### Given exercise
Search the listing below for the word "color" and copy each line that holds it.

### Data to use
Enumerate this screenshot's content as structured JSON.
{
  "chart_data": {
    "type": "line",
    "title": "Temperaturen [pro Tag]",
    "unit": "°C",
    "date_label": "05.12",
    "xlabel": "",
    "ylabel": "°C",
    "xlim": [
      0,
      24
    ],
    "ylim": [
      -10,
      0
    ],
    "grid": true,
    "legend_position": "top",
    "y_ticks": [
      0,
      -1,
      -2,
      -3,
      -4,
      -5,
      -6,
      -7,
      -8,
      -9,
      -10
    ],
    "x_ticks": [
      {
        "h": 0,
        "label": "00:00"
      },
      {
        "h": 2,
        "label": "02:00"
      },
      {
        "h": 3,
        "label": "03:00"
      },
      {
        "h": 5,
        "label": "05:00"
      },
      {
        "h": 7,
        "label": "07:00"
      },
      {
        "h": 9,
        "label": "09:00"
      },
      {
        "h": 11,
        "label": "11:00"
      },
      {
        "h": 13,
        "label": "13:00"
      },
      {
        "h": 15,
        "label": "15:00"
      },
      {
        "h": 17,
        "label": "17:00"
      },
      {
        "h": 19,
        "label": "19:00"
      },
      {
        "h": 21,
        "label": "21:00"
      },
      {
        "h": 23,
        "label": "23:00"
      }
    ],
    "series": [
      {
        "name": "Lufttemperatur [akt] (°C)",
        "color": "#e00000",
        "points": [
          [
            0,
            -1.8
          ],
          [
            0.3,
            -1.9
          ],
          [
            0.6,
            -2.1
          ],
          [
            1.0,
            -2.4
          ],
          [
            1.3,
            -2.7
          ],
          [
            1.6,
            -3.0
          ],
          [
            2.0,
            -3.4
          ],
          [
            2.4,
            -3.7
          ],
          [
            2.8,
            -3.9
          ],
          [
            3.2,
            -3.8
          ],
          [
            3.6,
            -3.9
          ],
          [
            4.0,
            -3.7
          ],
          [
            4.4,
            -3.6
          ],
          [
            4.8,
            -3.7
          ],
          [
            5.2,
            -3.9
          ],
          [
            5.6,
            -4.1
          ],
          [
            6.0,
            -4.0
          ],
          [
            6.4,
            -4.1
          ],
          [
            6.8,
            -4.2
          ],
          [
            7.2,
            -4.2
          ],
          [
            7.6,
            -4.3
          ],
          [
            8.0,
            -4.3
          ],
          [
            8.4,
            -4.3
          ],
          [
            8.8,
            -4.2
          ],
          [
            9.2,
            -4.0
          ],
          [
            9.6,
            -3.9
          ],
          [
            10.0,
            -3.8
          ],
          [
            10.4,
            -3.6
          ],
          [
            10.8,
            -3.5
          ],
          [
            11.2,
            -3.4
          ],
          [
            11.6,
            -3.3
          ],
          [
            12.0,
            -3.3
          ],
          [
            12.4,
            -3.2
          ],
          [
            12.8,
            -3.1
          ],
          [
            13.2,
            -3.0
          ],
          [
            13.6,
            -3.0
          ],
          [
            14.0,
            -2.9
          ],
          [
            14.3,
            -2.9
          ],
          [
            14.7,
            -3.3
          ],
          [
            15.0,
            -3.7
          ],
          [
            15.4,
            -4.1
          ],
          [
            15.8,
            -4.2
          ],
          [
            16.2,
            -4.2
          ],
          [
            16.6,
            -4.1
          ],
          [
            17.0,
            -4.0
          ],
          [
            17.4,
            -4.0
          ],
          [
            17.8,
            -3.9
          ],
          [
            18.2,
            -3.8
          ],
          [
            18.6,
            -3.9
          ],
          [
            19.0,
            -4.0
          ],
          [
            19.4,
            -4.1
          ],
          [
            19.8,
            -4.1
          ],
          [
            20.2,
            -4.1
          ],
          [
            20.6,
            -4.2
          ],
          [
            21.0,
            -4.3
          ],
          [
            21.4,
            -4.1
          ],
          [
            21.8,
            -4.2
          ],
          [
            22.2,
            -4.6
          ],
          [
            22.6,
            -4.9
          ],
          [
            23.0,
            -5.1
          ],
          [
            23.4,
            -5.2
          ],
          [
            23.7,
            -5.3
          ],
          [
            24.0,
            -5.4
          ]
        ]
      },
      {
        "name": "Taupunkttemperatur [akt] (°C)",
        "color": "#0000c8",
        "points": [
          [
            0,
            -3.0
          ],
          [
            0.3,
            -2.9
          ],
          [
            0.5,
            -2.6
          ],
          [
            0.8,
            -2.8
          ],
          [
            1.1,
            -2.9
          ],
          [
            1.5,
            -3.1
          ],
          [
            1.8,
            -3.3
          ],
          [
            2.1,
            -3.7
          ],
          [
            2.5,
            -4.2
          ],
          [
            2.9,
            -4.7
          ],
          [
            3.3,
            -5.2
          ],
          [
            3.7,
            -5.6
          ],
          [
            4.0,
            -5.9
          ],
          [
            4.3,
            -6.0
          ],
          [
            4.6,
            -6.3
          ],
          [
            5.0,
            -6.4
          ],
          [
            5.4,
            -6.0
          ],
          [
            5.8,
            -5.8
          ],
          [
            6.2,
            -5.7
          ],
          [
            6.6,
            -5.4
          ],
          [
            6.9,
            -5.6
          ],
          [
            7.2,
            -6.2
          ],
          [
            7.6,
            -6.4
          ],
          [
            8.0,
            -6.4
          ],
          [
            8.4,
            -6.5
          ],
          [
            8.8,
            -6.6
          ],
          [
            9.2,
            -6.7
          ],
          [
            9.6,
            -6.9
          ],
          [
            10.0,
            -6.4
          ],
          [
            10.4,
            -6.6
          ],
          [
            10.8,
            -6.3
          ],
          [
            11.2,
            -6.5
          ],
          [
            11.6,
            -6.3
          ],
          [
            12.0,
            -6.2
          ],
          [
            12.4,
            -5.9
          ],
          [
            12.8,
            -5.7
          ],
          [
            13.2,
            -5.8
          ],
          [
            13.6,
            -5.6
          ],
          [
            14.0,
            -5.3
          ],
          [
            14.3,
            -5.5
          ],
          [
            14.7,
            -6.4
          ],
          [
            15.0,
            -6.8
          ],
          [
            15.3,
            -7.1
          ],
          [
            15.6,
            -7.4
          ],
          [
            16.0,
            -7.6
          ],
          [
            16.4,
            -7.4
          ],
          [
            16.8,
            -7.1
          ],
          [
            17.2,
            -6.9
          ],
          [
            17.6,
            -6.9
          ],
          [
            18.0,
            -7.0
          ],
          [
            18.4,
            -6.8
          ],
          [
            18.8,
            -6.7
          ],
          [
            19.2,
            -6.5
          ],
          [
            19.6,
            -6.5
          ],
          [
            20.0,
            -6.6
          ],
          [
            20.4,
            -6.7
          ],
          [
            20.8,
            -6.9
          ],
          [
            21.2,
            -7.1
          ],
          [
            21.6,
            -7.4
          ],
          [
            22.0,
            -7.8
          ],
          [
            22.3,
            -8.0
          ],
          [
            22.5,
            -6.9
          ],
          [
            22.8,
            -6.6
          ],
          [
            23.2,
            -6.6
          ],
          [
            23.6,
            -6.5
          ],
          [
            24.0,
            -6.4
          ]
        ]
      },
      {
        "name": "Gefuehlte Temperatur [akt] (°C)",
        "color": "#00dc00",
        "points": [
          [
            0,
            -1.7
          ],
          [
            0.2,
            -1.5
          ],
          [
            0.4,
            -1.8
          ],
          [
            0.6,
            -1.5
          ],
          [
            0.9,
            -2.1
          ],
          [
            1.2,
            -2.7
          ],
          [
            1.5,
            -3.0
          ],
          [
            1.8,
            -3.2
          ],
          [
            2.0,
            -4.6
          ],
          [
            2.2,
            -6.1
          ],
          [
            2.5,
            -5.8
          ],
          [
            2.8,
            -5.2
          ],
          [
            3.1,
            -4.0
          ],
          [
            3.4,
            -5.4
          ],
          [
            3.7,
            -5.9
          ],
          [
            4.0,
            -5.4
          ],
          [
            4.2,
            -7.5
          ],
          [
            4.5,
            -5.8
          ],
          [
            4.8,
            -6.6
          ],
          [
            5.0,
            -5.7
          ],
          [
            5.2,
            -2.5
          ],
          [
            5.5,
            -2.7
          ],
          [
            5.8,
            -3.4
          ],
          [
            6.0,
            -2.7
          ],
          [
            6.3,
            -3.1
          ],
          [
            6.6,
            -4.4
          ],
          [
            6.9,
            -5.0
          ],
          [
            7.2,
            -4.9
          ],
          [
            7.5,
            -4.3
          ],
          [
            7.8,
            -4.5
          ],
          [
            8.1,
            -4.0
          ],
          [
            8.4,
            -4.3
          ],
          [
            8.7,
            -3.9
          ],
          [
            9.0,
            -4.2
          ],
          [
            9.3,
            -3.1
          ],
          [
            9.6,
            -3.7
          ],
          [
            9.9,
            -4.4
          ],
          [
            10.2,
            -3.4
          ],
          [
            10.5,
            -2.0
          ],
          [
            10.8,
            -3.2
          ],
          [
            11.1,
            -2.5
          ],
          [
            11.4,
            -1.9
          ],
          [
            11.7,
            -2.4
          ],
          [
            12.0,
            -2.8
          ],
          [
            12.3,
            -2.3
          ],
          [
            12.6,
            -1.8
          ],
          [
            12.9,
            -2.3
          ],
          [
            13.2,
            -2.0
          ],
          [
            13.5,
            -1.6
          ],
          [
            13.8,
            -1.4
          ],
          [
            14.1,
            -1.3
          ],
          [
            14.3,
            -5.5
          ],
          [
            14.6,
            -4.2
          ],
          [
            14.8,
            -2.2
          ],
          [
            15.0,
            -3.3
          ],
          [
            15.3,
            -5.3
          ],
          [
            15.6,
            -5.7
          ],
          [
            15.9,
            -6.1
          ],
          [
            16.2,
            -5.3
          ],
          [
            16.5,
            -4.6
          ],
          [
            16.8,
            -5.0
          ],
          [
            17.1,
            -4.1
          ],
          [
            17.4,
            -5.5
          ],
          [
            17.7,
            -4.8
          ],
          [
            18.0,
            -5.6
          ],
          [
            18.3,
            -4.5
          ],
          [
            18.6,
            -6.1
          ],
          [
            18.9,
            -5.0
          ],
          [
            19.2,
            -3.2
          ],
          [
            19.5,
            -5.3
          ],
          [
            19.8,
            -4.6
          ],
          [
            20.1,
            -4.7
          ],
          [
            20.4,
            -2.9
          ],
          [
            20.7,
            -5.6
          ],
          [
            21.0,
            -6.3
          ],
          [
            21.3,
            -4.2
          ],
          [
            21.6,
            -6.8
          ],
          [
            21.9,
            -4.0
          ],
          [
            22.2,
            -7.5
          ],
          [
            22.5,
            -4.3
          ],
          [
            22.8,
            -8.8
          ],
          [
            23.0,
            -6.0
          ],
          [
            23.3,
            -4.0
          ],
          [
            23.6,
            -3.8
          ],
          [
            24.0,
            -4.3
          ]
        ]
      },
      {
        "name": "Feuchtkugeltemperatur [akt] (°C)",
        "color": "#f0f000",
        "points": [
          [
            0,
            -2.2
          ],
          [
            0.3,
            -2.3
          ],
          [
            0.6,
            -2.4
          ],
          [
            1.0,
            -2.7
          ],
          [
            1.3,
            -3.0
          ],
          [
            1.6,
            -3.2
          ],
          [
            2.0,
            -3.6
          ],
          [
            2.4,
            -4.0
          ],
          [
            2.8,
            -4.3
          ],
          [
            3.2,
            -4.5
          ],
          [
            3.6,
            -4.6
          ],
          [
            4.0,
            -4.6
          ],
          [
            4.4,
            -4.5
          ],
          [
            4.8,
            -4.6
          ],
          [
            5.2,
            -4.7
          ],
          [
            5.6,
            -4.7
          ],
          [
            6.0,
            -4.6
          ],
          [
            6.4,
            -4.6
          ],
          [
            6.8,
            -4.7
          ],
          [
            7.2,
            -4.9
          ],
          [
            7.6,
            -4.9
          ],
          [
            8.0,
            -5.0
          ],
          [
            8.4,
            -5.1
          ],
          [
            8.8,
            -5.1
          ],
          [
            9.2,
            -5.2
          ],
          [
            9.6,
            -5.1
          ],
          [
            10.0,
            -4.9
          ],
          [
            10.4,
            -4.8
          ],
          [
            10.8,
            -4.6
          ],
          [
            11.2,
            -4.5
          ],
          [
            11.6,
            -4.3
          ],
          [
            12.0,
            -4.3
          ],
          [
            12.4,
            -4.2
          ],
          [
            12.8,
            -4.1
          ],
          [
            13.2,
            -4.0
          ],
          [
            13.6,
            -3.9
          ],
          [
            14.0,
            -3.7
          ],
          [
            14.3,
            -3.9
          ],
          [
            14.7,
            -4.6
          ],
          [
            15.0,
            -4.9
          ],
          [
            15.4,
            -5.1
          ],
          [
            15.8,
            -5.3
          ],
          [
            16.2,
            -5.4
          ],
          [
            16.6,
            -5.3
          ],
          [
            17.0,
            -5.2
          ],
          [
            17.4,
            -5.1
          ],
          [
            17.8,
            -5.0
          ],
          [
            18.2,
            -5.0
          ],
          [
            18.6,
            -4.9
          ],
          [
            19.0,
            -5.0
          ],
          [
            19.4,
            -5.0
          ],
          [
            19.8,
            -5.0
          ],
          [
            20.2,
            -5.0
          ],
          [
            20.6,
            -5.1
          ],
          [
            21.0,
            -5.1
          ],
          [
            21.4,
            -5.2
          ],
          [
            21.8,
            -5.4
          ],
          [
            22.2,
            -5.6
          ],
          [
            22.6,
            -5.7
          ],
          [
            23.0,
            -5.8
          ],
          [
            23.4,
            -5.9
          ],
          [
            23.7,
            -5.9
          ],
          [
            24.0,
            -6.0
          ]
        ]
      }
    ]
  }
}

### Written reply
        "color": "#e00000",
        "color": "#0000c8",
        "color": "#00dc00",
        "color": "#f0f000",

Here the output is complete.